• [Supplied data]
- - - - -

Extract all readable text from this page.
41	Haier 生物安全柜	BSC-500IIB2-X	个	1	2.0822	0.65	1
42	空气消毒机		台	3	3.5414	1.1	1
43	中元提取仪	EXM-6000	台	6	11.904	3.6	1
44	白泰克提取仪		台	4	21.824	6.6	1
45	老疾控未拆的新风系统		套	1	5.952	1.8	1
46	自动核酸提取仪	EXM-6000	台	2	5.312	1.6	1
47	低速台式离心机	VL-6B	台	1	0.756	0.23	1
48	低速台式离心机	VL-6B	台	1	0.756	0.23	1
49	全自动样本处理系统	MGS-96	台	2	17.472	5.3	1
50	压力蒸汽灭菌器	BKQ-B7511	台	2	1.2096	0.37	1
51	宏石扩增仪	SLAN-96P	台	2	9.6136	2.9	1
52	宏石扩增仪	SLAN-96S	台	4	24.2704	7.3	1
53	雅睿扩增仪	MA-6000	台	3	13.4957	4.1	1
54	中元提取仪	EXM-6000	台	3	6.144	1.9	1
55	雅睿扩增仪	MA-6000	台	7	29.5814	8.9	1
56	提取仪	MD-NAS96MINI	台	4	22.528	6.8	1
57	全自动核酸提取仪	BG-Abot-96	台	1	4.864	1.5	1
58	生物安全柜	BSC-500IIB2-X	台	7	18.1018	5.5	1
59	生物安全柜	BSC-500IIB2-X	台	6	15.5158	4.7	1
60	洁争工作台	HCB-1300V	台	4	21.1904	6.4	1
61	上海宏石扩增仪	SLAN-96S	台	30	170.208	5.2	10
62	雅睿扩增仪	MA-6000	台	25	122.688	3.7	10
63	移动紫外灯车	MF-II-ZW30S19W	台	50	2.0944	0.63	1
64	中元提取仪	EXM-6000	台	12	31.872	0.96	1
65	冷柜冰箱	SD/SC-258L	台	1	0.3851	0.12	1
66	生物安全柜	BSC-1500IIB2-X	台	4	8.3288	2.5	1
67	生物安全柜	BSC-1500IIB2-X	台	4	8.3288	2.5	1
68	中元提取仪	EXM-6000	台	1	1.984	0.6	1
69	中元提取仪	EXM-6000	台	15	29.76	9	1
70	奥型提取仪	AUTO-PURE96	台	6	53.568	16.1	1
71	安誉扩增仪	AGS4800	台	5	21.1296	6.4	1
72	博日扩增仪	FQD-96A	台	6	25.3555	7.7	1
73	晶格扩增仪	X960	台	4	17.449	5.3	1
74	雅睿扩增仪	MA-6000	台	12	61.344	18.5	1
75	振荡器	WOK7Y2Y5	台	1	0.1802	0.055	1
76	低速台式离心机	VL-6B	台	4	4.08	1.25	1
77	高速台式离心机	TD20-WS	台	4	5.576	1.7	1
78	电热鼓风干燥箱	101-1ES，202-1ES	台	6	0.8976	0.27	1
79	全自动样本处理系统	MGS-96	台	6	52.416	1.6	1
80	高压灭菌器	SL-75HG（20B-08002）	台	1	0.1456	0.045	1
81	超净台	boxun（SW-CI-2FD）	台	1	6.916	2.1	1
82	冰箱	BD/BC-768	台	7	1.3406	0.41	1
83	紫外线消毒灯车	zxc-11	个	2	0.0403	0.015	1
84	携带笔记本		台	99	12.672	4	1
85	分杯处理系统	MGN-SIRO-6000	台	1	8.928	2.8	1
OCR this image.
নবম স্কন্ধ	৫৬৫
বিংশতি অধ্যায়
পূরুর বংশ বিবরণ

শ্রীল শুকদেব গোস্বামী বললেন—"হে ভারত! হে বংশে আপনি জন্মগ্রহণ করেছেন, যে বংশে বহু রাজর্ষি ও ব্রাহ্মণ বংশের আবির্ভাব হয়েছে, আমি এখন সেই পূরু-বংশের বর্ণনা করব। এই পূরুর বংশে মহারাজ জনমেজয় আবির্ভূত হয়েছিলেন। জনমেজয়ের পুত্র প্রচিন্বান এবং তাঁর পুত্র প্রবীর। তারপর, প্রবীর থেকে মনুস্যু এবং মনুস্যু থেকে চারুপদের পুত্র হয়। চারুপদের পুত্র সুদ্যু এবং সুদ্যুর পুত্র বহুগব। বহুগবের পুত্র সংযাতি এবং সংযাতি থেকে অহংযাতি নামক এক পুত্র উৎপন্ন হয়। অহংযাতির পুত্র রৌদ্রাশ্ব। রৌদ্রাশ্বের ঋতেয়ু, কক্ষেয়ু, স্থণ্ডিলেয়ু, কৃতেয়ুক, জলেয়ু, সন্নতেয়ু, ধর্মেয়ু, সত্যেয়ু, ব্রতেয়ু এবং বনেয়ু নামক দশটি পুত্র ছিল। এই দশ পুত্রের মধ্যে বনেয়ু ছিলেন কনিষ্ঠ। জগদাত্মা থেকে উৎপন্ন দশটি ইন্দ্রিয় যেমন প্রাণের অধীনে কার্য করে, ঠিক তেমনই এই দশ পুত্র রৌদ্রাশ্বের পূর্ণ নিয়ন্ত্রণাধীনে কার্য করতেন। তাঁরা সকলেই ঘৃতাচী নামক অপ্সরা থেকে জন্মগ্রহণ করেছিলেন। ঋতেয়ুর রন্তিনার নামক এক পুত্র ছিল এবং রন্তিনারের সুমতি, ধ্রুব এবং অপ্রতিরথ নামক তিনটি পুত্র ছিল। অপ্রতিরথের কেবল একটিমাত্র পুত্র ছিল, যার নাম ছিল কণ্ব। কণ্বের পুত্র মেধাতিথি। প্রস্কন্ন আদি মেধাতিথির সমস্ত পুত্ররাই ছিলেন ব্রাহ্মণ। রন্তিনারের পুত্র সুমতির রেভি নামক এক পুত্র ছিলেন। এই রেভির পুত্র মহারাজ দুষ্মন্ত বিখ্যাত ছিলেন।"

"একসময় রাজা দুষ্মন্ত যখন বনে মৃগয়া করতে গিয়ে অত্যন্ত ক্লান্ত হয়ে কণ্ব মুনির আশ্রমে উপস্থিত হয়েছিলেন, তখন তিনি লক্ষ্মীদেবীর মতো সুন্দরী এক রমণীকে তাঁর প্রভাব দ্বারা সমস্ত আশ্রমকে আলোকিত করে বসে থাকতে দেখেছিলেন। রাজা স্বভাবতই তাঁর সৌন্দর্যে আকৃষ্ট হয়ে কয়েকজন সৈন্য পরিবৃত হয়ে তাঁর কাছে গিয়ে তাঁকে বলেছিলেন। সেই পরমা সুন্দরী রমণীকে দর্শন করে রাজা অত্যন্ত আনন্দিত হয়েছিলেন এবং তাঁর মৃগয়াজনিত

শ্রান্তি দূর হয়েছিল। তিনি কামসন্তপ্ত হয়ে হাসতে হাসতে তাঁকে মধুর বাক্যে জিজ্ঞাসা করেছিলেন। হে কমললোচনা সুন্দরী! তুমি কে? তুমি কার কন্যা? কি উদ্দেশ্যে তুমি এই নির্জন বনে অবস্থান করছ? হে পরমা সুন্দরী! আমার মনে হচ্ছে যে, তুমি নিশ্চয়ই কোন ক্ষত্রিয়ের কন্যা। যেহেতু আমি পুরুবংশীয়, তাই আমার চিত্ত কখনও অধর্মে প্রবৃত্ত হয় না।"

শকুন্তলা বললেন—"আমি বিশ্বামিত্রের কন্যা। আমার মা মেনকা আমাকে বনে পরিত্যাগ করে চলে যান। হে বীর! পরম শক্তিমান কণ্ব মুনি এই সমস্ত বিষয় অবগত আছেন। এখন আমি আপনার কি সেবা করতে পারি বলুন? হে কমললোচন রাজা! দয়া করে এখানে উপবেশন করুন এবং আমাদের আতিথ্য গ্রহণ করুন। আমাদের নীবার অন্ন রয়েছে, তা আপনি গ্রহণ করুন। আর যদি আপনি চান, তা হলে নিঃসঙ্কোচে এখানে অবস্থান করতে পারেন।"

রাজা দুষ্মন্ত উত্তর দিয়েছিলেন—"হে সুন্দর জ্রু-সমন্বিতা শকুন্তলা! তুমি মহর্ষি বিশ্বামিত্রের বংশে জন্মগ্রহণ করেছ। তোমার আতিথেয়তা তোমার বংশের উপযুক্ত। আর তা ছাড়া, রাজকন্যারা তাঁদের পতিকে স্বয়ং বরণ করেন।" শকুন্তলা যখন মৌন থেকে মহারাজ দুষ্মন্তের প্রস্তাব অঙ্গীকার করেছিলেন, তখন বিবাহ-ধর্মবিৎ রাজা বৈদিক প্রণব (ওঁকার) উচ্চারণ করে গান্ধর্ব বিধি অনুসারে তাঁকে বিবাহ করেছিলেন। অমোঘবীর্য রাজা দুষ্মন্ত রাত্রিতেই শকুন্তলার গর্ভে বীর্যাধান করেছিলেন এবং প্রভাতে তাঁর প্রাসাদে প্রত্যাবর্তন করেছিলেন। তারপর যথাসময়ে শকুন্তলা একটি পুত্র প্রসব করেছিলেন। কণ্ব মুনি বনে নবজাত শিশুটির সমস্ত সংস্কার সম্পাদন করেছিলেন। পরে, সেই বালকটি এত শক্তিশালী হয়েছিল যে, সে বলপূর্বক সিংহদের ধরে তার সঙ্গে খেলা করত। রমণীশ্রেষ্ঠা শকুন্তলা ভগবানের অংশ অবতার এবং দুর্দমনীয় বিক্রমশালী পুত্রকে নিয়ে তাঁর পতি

- - - - -

Note each line of the entries that has "this" in it, and copy those lines.

• [Correct output]
Extract all readable text from this page.
OCR this image.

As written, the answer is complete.